Look through the data for the string "المصدرة". Copy every line where it is found.

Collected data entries
------------------------

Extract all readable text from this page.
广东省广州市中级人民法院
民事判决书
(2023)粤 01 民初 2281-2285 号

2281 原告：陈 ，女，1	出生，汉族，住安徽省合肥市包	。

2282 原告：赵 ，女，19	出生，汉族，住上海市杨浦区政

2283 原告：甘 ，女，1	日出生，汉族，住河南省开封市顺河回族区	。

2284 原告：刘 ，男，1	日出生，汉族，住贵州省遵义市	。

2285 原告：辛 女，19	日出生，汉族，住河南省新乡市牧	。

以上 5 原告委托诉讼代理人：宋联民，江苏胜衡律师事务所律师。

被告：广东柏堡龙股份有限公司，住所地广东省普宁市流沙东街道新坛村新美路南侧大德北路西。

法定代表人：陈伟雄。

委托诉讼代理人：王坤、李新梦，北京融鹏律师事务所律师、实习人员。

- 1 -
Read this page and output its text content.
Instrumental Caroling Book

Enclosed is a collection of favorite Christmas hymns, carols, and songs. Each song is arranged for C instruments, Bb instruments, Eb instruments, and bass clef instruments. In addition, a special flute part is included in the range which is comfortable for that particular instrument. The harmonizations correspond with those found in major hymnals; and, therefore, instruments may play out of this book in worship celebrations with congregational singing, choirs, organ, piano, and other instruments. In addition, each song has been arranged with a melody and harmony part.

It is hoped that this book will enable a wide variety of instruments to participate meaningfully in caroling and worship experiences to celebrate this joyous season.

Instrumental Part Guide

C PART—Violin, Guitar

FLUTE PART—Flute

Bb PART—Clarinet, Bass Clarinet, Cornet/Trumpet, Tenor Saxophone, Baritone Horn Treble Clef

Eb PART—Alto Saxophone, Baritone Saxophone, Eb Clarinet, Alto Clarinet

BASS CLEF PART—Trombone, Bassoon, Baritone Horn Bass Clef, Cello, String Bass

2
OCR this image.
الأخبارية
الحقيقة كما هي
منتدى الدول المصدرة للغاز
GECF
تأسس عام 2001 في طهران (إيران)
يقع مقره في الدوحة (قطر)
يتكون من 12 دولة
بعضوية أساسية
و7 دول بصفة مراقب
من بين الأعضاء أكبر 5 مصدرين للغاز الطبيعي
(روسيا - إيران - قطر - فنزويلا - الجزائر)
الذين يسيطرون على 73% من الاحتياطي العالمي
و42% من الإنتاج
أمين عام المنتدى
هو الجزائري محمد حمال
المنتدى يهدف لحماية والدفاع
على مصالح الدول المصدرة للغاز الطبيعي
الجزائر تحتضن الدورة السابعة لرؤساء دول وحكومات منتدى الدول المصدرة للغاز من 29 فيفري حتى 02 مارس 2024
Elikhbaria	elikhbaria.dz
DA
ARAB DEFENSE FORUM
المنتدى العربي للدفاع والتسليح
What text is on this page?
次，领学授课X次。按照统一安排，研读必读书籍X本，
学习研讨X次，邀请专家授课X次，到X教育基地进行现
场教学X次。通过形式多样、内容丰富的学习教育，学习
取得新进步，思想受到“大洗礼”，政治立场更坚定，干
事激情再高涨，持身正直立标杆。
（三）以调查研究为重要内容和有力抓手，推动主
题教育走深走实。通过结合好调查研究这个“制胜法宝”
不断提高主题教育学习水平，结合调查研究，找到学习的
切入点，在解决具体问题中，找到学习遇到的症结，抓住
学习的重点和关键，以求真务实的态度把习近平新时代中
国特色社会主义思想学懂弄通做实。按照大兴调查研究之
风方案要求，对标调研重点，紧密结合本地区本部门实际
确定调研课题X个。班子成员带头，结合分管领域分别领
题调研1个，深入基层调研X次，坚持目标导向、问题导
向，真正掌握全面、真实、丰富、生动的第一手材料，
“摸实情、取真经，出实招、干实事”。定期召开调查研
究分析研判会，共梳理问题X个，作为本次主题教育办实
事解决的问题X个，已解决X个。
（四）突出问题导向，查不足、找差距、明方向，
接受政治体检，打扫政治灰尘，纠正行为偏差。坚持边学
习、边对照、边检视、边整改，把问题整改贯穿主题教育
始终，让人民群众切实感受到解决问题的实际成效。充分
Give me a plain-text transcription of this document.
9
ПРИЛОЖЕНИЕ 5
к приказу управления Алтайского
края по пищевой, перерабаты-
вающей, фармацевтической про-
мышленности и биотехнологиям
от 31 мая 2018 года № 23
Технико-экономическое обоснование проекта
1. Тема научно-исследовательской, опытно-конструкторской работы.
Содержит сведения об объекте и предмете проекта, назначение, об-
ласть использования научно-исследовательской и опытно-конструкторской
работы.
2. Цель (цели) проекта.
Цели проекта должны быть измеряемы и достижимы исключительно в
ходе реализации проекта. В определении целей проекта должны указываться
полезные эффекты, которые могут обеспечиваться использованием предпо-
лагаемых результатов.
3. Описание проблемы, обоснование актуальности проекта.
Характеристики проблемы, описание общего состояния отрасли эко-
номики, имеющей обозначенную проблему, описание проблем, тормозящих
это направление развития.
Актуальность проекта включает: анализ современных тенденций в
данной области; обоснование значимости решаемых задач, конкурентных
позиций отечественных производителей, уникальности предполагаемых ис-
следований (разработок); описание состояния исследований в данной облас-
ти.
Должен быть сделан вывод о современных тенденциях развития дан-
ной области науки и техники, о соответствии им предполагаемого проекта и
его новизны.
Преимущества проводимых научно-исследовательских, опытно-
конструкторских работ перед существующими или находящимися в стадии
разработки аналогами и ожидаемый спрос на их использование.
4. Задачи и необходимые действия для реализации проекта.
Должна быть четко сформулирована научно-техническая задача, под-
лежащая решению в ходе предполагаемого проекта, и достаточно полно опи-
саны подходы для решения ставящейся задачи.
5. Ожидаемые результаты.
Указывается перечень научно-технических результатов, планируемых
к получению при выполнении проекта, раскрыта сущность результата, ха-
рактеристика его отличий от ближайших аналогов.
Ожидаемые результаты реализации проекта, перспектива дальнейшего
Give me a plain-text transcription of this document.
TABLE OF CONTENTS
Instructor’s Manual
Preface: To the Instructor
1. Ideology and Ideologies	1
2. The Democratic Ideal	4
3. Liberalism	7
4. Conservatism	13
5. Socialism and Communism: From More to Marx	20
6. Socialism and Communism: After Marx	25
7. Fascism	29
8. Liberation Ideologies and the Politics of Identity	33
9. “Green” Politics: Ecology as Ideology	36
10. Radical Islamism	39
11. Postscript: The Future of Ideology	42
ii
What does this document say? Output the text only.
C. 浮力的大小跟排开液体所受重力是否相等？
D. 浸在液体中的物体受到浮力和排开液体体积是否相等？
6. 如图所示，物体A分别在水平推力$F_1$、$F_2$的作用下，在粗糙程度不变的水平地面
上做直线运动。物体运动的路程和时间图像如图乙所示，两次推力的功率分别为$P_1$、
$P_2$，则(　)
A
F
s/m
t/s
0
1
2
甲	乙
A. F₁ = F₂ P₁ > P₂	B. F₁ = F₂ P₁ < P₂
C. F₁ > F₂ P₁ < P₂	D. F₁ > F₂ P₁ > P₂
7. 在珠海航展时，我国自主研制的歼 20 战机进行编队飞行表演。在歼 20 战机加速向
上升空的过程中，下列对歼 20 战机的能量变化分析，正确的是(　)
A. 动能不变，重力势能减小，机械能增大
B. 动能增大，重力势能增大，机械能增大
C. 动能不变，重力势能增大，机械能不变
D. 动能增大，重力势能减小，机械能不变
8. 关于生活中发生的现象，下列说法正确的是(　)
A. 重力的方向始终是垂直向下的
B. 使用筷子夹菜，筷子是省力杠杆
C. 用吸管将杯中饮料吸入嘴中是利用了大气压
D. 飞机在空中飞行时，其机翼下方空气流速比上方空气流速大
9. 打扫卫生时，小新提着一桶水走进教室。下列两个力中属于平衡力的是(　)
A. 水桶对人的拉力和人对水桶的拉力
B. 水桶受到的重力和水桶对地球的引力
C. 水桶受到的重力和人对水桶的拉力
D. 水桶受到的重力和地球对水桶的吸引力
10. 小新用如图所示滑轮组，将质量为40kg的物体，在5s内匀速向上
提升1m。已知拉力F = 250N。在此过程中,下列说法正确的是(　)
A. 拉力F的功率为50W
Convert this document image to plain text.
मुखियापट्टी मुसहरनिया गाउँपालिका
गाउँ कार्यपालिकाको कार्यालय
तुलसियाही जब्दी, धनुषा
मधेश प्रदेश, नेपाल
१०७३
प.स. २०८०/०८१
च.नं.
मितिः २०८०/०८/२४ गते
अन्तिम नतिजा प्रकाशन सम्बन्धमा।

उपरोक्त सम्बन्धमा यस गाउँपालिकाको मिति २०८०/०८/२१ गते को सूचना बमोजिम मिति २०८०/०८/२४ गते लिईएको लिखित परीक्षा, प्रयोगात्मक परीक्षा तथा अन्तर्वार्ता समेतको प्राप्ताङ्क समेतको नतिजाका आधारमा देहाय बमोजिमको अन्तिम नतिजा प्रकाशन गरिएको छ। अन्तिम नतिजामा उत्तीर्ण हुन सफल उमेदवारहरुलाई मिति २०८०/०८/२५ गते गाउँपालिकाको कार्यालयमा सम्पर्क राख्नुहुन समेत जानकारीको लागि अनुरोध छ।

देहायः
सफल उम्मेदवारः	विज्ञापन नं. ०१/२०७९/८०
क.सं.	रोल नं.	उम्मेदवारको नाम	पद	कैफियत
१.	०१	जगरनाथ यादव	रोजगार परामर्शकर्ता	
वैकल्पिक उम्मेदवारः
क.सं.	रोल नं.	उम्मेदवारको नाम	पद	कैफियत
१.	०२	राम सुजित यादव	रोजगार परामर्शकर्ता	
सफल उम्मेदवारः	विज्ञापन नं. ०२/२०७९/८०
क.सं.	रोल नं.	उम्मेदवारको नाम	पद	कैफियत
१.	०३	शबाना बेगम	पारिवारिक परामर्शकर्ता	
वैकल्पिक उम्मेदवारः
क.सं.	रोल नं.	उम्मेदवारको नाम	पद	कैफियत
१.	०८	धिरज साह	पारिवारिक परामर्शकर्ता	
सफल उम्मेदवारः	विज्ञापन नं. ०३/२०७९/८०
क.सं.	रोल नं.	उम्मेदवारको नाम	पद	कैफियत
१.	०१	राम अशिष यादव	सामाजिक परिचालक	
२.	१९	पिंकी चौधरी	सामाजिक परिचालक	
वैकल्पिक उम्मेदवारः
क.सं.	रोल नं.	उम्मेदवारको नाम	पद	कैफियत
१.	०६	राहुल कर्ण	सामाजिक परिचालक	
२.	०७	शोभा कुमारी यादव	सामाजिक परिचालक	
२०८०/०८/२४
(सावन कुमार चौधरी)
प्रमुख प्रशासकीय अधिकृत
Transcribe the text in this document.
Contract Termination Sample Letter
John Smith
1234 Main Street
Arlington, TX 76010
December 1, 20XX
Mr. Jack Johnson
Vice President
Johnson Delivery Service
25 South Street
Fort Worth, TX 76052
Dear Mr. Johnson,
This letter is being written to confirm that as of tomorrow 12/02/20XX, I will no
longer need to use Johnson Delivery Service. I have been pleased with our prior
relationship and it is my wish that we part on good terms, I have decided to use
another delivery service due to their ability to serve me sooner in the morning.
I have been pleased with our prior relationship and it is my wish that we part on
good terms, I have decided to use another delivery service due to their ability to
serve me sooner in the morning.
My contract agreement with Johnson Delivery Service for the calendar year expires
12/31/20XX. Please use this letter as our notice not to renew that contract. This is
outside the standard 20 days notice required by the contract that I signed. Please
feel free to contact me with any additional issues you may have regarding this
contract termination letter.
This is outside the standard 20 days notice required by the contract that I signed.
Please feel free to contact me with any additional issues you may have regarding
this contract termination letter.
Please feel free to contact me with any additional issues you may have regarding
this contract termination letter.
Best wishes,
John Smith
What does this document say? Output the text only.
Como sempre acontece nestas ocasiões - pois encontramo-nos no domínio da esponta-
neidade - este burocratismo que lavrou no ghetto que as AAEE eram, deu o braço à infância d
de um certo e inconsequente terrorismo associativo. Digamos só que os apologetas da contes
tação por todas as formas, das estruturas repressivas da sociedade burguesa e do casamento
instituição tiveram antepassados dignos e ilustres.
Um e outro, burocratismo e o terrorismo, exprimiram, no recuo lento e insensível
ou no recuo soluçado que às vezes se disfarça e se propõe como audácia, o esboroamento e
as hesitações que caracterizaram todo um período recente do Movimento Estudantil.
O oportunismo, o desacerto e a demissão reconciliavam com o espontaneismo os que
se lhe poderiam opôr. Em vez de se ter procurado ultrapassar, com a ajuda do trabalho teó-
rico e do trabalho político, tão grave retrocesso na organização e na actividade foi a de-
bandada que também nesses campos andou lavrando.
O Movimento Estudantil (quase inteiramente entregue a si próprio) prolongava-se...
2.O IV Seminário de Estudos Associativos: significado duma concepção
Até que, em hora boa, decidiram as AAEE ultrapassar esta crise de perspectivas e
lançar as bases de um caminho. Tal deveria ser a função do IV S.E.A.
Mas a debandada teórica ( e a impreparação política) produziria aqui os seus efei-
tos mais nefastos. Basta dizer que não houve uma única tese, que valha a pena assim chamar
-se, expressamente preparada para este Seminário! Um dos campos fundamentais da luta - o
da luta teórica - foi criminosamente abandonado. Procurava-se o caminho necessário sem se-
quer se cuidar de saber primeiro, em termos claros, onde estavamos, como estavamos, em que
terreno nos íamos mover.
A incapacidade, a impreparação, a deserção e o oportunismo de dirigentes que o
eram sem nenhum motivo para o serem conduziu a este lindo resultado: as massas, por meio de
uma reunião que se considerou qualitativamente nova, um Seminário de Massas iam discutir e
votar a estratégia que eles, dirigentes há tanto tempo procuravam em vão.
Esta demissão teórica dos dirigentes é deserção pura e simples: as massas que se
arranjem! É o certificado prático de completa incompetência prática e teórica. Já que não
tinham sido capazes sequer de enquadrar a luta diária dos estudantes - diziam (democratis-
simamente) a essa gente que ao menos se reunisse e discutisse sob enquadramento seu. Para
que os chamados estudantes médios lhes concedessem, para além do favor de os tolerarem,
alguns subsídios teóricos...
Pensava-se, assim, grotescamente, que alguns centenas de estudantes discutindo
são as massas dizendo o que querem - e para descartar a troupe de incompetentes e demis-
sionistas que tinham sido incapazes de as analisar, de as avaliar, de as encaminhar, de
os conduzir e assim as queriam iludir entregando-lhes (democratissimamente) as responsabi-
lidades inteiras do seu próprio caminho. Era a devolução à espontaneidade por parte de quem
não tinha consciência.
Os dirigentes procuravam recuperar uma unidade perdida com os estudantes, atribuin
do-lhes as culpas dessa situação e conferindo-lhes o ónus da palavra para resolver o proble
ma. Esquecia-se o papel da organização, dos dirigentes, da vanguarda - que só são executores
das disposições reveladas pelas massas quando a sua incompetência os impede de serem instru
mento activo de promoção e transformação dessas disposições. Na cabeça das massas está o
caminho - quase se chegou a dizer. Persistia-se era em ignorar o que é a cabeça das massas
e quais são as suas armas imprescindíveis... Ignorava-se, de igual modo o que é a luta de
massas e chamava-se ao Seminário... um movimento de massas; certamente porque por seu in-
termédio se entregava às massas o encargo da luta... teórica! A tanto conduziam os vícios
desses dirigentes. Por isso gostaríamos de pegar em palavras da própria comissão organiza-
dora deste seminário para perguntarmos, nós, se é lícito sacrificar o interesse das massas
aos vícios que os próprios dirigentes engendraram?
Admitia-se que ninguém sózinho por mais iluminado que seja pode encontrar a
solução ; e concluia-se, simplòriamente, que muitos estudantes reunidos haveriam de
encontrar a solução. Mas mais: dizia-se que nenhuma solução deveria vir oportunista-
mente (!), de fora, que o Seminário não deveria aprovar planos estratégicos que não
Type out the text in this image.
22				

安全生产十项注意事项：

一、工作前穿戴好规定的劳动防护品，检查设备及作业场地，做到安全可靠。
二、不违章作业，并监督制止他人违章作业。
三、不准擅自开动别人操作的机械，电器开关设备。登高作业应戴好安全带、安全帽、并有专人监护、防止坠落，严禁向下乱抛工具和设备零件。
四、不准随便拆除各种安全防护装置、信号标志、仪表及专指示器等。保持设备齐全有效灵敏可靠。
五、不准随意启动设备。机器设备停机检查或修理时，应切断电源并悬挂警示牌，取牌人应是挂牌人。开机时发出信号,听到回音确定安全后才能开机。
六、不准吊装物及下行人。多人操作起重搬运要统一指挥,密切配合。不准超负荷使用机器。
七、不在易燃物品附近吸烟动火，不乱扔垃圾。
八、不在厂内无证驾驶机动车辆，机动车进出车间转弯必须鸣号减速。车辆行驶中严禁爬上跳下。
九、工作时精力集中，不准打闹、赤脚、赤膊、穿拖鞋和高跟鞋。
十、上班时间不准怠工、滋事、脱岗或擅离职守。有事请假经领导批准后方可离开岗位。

------------------------

→ **Solution for this problem**:
منتدى الدول المصدرة للغاز
على مصالح الدول المصدرة للغاز الطبيعي
الجزائر تحتضن الدورة السابعة لرؤساء دول وحكومات منتدى الدول المصدرة للغاز من 29 فيفري حتى 02 مارس 2024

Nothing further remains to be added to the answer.